WORK TO COMPLETE: Update the stretch from the start of the records through the line containing "bullet-item: [120, 437, 1220, 521]" by changing "acoustic noise" to "audible noise", keeping every other part of those lines the same.

Labeled region entries:
------------------------------------------------------------
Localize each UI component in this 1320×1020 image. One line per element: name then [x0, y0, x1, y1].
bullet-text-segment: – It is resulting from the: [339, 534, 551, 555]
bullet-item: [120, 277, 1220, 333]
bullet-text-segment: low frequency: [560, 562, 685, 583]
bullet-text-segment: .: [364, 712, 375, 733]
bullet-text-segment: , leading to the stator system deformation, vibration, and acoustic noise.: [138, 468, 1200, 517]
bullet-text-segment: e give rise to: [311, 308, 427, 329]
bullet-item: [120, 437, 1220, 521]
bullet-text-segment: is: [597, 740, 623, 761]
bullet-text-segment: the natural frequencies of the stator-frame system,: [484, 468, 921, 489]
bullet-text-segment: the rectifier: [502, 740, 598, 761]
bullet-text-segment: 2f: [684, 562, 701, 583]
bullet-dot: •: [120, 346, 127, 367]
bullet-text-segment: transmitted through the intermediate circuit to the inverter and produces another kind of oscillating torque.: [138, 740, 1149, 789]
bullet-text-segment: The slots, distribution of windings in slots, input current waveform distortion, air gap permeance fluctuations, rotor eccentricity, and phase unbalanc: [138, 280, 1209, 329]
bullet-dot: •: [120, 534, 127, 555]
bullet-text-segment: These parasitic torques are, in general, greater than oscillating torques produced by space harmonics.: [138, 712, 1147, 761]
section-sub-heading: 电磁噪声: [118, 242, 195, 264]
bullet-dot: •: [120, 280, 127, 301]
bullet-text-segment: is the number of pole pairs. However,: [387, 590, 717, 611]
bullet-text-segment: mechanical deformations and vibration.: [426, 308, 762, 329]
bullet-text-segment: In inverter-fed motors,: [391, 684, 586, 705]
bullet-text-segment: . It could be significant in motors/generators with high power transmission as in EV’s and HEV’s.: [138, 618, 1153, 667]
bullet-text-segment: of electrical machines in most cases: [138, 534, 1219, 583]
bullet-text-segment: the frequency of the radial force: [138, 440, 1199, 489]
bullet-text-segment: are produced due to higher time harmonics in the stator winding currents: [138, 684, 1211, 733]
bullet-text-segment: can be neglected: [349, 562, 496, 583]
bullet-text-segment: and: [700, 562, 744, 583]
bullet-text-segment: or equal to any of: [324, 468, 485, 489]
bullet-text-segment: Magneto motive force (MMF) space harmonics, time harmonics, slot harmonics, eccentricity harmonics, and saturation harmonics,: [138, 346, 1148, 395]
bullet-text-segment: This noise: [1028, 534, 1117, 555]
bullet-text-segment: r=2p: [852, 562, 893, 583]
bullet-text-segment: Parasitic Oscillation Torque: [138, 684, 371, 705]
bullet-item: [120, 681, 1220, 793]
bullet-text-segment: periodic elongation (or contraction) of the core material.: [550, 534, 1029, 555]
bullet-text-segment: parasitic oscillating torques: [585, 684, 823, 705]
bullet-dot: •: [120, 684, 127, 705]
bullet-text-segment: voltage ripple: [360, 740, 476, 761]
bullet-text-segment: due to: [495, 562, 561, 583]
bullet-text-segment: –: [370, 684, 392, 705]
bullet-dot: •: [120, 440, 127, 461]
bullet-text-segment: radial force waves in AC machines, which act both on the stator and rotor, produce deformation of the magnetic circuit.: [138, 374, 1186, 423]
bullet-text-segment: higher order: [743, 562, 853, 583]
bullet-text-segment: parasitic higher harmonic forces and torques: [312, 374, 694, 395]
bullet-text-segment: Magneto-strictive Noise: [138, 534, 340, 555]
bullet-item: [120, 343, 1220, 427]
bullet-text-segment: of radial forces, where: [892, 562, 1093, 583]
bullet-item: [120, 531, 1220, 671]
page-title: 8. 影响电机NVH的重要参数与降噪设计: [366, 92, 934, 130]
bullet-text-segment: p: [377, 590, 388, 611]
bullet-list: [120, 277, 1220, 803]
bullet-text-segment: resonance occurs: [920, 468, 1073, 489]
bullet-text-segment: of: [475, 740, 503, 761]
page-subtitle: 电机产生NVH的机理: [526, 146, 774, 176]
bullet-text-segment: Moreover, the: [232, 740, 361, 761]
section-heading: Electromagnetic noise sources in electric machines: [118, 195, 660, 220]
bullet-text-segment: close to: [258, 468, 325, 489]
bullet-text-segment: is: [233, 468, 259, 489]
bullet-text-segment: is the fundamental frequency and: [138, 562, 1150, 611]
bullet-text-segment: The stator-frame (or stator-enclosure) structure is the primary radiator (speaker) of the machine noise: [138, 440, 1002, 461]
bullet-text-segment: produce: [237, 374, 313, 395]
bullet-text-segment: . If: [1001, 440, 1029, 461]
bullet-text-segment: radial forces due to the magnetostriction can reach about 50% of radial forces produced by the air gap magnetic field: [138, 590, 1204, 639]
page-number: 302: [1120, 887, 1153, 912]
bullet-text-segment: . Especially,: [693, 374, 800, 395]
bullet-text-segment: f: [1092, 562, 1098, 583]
------------------------------------------------------------
SOLUTION FOR THIS TASK:
Localize each UI component in this 1320×1020 image. One line per element: name then [x0, y0, x1, y1].
bullet-text-segment: – It is resulting from the: [339, 534, 551, 555]
bullet-item: [120, 277, 1220, 333]
bullet-text-segment: low frequency: [560, 562, 685, 583]
bullet-text-segment: .: [364, 712, 375, 733]
bullet-text-segment: , leading to the stator system deformation, vibration, and audible noise.: [138, 468, 1200, 517]
bullet-text-segment: e give rise to: [311, 308, 427, 329]
bullet-item: [120, 437, 1220, 521]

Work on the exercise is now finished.